** start **

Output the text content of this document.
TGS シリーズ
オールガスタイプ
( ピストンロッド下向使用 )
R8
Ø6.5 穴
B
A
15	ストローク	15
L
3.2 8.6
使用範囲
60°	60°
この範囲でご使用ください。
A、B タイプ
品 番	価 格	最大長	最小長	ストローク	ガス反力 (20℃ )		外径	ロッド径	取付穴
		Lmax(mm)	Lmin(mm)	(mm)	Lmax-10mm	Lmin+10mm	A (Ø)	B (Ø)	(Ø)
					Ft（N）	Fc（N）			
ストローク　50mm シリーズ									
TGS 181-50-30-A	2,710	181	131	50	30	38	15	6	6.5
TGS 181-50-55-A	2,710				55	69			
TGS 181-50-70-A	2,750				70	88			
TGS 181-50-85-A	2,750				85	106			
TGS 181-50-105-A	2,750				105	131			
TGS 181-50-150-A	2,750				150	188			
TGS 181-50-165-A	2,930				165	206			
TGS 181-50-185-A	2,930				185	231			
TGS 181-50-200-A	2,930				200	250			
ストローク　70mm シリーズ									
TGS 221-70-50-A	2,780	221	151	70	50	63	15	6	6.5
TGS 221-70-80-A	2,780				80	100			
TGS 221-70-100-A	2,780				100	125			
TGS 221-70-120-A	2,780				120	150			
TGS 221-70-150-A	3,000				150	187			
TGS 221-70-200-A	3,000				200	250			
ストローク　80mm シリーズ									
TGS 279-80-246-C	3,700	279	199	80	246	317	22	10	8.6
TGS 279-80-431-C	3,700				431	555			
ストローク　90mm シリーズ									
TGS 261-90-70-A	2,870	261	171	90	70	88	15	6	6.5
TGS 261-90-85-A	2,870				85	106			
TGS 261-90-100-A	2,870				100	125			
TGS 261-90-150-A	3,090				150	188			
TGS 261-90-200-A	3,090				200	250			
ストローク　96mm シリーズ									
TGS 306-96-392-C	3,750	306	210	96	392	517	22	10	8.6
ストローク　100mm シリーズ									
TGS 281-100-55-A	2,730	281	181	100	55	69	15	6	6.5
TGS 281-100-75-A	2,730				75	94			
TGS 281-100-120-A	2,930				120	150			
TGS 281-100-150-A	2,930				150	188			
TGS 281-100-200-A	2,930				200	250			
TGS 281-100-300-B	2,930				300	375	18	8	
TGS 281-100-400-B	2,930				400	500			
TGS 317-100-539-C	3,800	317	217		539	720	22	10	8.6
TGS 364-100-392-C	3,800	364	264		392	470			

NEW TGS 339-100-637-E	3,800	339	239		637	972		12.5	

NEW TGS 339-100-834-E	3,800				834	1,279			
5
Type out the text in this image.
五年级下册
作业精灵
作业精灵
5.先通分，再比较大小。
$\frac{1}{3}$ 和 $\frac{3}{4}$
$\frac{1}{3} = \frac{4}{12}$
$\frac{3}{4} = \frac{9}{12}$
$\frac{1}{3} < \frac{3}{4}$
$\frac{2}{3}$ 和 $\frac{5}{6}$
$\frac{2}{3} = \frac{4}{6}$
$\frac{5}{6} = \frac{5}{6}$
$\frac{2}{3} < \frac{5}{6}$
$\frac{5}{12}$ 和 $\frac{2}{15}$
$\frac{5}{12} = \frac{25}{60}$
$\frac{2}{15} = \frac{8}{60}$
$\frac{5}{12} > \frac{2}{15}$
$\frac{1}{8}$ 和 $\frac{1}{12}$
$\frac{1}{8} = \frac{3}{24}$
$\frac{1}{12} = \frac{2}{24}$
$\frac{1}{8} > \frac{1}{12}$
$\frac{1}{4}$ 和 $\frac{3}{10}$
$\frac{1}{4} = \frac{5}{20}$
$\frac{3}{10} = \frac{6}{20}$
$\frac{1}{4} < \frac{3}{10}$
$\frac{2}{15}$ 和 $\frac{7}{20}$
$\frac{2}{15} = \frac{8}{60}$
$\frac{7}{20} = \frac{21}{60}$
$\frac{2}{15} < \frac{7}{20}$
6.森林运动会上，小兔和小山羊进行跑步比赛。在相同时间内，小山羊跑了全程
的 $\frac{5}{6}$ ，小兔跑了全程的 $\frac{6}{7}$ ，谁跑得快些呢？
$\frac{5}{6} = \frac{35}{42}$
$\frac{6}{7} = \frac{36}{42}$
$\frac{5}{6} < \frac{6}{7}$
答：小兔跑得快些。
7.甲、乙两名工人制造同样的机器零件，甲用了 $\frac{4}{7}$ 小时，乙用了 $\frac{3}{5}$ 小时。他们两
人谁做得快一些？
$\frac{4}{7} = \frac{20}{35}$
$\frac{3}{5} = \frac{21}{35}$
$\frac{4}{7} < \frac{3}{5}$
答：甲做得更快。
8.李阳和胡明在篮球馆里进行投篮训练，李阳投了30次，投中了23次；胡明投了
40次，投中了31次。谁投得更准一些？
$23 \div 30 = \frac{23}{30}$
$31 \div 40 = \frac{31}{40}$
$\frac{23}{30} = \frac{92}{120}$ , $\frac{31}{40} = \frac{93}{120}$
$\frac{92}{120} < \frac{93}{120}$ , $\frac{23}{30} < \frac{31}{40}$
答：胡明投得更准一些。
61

** end **

• Task prompt: Set every line of the listing down word for word.

• Written answer:
Output the text content of this document.
TGS シリーズ
オールガスタイプ
( ピストンロッド下向使用 )
R8
Ø6.5 穴
B
A
15	ストローク	15
L
3.2 8.6
使用範囲
60°	60°
この範囲でご使用ください。
A、B タイプ
品 番	価 格	最大長	最小長	ストローク	ガス反力 (20℃ )		外径	ロッド径	取付穴
		Lmax(mm)	Lmin(mm)	(mm)	Lmax-10mm	Lmin+10mm	A (Ø)	B (Ø)	(Ø)
					Ft（N）	Fc（N）			
ストローク　50mm シリーズ									
TGS 181-50-30-A	2,710	181	131	50	30	38	15	6	6.5
TGS 181-50-55-A	2,710				55	69			
TGS 181-50-70-A	2,750				70	88			
TGS 181-50-85-A	2,750				85	106			
TGS 181-50-105-A	2,750				105	131			
TGS 181-50-150-A	2,750				150	188			
TGS 181-50-165-A	2,930				165	206			
TGS 181-50-185-A	2,930				185	231			
TGS 181-50-200-A	2,930				200	250			
ストローク　70mm シリーズ									
TGS 221-70-50-A	2,780	221	151	70	50	63	15	6	6.5
TGS 221-70-80-A	2,780				80	100			
TGS 221-70-100-A	2,780				100	125			
TGS 221-70-120-A	2,780				120	150			
TGS 221-70-150-A	3,000				150	187			
TGS 221-70-200-A	3,000				200	250			
ストローク　80mm シリーズ									
TGS 279-80-246-C	3,700	279	199	80	246	317	22	10	8.6
TGS 279-80-431-C	3,700				431	555			
ストローク　90mm シリーズ									
TGS 261-90-70-A	2,870	261	171	90	70	88	15	6	6.5
TGS 261-90-85-A	2,870				85	106			
TGS 261-90-100-A	2,870				100	125			
TGS 261-90-150-A	3,090				150	188			
TGS 261-90-200-A	3,090				200	250			
ストローク　96mm シリーズ									
TGS 306-96-392-C	3,750	306	210	96	392	517	22	10	8.6
ストローク　100mm シリーズ									
TGS 281-100-55-A	2,730	281	181	100	55	69	15	6	6.5
TGS 281-100-75-A	2,730				75	94			
TGS 281-100-120-A	2,930				120	150			
TGS 281-100-150-A	2,930				150	188			
TGS 281-100-200-A	2,930				200	250			
TGS 281-100-300-B	2,930				300	375	18	8	
TGS 281-100-400-B	2,930				400	500			
TGS 317-100-539-C	3,800	317	217		539	720	22	10	8.6
TGS 364-100-392-C	3,800	364	264		392	470			

NEW TGS 339-100-637-E	3,800	339	239		637	972		12.5	

NEW TGS 339-100-834-E	3,800				834	1,279			
5
Type out the text in this image.
五年级下册
作业精灵
作业精灵
5.先通分，再比较大小。
$\frac{1}{3}$ 和 $\frac{3}{4}$
$\frac{1}{3} = \frac{4}{12}$
$\frac{3}{4} = \frac{9}{12}$
$\frac{1}{3} < \frac{3}{4}$
$\frac{2}{3}$ 和 $\frac{5}{6}$
$\frac{2}{3} = \frac{4}{6}$
$\frac{5}{6} = \frac{5}{6}$
$\frac{2}{3} < \frac{5}{6}$
$\frac{5}{12}$ 和 $\frac{2}{15}$
$\frac{5}{12} = \frac{25}{60}$
$\frac{2}{15} = \frac{8}{60}$
$\frac{5}{12} > \frac{2}{15}$
$\frac{1}{8}$ 和 $\frac{1}{12}$
$\frac{1}{8} = \frac{3}{24}$
$\frac{1}{12} = \frac{2}{24}$
$\frac{1}{8} > \frac{1}{12}$
$\frac{1}{4}$ 和 $\frac{3}{10}$
$\frac{1}{4} = \frac{5}{20}$
$\frac{3}{10} = \frac{6}{20}$
$\frac{1}{4} < \frac{3}{10}$
$\frac{2}{15}$ 和 $\frac{7}{20}$
$\frac{2}{15} = \frac{8}{60}$
$\frac{7}{20} = \frac{21}{60}$
$\frac{2}{15} < \frac{7}{20}$
6.森林运动会上，小兔和小山羊进行跑步比赛。在相同时间内，小山羊跑了全程
的 $\frac{5}{6}$ ，小兔跑了全程的 $\frac{6}{7}$ ，谁跑得快些呢？
$\frac{5}{6} = \frac{35}{42}$
$\frac{6}{7} = \frac{36}{42}$
$\frac{5}{6} < \frac{6}{7}$
答：小兔跑得快些。
7.甲、乙两名工人制造同样的机器零件，甲用了 $\frac{4}{7}$ 小时，乙用了 $\frac{3}{5}$ 小时。他们两
人谁做得快一些？
$\frac{4}{7} = \frac{20}{35}$
$\frac{3}{5} = \frac{21}{35}$
$\frac{4}{7} < \frac{3}{5}$
答：甲做得更快。
8.李阳和胡明在篮球馆里进行投篮训练，李阳投了30次，投中了23次；胡明投了
40次，投中了31次。谁投得更准一些？
$23 \div 30 = \frac{23}{30}$
$31 \div 40 = \frac{31}{40}$
$\frac{23}{30} = \frac{92}{120}$ , $\frac{31}{40} = \frac{93}{120}$
$\frac{92}{120} < \frac{93}{120}$ , $\frac{23}{30} < \frac{31}{40}$
答：胡明投得更准一些。
61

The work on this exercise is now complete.